(Records about charts and figures)
▬▬▬▬▬▬
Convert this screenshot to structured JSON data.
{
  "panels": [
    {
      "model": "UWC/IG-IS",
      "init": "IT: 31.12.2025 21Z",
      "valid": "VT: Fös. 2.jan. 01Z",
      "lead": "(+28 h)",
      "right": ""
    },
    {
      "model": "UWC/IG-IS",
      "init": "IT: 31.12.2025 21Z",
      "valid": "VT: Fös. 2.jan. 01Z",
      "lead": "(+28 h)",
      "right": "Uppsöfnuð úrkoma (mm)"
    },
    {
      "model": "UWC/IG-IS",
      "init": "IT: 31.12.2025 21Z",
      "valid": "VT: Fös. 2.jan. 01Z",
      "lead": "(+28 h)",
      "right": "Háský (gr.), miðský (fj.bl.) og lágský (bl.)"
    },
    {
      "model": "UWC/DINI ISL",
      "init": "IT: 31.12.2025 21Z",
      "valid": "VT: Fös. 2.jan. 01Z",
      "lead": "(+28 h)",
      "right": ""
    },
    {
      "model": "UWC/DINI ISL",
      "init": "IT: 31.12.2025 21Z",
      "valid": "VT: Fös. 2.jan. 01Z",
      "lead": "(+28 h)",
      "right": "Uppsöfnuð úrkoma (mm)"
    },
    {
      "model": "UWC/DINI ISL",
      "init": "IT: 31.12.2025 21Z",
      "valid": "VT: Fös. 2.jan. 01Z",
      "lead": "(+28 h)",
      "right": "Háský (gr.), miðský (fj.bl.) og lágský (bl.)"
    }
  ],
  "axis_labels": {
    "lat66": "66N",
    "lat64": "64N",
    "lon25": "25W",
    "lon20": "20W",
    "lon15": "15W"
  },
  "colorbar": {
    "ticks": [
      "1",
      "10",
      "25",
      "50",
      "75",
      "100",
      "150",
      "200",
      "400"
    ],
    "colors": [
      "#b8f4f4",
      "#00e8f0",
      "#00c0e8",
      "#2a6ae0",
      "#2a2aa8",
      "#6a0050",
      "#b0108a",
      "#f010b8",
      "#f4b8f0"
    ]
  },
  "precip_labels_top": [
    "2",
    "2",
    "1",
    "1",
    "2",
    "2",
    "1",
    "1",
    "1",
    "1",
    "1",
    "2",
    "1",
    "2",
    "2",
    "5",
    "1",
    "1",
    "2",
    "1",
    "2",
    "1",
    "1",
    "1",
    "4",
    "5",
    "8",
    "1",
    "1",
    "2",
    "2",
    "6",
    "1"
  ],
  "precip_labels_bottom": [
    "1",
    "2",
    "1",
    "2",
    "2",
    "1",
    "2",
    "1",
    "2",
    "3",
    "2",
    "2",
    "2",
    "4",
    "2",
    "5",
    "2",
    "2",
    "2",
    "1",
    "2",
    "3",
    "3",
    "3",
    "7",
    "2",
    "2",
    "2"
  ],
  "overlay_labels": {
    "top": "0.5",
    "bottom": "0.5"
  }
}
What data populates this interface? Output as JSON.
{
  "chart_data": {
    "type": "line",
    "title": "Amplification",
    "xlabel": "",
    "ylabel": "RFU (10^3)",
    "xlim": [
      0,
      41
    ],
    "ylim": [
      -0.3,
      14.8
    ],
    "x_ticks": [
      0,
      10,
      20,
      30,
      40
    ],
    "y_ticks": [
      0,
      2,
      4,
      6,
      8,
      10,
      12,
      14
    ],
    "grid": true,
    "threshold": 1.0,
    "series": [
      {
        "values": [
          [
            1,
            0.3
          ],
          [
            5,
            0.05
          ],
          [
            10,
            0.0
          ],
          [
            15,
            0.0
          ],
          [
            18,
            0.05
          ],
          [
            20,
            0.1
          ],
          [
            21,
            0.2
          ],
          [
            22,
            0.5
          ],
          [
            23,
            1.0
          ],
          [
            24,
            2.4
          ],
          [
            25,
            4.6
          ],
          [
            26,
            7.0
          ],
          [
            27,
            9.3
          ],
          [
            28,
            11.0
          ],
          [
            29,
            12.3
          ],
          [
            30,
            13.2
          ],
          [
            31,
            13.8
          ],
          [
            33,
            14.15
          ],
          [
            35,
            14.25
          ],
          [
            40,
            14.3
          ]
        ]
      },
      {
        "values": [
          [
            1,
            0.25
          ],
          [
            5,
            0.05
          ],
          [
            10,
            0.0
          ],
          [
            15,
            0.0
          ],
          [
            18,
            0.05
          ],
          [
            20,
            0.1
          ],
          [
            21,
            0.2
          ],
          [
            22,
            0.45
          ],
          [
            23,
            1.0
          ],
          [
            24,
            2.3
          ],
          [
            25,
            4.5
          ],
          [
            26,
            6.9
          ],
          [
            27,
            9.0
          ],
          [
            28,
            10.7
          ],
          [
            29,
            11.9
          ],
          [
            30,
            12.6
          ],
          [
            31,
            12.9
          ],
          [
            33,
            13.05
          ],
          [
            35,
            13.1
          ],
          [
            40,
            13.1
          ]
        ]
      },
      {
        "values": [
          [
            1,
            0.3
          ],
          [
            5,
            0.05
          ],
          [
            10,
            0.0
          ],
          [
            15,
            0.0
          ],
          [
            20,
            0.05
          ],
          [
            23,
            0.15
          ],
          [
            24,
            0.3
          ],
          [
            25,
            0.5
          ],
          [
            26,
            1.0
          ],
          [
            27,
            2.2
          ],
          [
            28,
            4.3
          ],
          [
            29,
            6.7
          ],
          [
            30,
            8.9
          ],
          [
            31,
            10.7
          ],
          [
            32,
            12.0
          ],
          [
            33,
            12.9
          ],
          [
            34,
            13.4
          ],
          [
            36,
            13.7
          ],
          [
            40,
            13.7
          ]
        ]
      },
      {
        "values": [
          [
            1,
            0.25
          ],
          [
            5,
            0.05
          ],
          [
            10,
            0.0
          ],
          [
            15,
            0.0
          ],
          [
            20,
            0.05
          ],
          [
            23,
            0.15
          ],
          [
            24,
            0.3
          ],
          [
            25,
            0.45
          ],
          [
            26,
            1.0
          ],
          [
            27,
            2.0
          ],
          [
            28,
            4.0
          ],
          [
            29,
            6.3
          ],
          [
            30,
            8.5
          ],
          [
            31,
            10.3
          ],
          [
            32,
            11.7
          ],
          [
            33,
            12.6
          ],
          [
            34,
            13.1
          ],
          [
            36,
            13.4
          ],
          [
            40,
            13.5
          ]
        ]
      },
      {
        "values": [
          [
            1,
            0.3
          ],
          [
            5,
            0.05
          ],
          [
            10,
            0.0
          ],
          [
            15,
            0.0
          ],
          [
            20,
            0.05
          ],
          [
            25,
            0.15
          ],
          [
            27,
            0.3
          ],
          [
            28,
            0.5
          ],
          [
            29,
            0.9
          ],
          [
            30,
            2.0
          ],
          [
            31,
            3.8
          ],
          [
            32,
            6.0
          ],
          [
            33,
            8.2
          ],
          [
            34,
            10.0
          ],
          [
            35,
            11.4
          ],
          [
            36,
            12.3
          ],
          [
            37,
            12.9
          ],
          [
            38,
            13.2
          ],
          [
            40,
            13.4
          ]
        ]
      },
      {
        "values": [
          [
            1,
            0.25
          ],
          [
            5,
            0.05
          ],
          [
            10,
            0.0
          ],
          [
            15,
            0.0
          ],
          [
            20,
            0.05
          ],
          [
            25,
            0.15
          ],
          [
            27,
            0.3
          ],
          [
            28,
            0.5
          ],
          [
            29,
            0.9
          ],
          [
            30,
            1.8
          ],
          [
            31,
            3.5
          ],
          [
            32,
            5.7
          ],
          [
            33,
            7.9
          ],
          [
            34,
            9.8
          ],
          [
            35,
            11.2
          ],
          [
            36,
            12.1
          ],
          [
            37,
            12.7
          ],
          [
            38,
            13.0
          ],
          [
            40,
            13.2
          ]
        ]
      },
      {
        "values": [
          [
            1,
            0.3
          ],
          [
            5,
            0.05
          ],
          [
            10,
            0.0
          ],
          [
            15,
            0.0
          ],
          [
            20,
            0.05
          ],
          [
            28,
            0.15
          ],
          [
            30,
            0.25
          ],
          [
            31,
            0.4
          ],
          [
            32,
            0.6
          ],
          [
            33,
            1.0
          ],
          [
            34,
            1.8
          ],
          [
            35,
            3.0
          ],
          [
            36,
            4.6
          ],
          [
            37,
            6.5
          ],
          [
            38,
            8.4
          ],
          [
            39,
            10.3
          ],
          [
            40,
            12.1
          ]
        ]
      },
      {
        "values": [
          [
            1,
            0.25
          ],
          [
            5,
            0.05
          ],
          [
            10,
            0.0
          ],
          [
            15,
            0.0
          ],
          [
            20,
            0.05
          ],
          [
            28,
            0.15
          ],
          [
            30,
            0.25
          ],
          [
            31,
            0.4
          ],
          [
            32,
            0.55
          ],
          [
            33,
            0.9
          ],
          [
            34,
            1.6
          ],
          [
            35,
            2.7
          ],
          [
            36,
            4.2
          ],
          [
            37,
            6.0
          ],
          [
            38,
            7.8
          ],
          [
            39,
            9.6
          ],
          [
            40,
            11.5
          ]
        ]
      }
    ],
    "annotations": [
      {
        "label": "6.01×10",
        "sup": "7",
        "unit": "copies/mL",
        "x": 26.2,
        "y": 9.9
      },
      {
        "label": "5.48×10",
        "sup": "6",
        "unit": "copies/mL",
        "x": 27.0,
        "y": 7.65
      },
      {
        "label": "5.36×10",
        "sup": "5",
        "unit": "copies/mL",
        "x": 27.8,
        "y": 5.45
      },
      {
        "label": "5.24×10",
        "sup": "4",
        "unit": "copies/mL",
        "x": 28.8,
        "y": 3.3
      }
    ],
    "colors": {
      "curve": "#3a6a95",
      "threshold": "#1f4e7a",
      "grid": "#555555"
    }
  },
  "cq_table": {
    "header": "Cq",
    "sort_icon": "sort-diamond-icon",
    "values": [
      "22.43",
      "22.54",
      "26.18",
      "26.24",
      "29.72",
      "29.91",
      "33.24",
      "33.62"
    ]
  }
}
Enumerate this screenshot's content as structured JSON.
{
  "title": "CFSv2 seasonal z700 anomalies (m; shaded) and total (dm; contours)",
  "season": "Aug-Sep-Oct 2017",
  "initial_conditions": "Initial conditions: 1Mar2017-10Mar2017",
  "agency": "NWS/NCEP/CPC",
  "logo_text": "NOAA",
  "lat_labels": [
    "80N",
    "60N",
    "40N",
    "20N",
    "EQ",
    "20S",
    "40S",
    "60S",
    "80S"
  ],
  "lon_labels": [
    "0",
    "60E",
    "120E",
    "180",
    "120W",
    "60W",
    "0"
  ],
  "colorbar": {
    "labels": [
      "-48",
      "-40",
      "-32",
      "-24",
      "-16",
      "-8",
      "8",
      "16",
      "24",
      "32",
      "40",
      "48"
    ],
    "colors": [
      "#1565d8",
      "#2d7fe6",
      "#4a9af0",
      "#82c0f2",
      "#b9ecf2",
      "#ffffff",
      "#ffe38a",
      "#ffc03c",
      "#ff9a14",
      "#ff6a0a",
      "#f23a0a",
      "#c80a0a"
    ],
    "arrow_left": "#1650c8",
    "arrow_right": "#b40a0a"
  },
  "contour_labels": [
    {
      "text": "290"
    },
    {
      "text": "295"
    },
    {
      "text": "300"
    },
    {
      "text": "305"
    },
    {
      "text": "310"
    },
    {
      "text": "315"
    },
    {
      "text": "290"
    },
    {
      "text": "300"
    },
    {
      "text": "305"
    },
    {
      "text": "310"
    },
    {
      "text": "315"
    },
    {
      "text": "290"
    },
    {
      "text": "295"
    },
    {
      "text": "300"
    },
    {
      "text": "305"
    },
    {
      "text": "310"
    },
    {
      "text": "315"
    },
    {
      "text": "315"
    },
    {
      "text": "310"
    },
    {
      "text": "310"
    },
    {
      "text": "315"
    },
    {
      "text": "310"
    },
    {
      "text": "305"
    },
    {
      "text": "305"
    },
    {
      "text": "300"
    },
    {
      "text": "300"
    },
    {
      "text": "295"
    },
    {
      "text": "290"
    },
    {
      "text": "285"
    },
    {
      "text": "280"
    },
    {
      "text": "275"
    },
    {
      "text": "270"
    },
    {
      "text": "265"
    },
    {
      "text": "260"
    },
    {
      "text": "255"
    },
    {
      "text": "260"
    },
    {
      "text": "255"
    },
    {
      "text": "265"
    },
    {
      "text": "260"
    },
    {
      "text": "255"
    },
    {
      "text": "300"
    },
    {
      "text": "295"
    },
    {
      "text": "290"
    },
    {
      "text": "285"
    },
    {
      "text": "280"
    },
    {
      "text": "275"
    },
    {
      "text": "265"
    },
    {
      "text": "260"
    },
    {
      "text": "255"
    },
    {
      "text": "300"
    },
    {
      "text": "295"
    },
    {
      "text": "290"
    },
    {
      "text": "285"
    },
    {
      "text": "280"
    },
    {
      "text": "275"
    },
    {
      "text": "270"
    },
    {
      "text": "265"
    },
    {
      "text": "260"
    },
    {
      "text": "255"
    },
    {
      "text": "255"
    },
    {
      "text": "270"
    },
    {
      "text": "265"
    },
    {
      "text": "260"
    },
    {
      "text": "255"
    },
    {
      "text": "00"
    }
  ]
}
▬▬▬▬▬▬
Direction ▸ Show each line holding the word "JSON".

Output for this task ▸
Convert this screenshot to structured JSON data.
What data populates this interface? Output as JSON.
Enumerate this screenshot's content as structured JSON.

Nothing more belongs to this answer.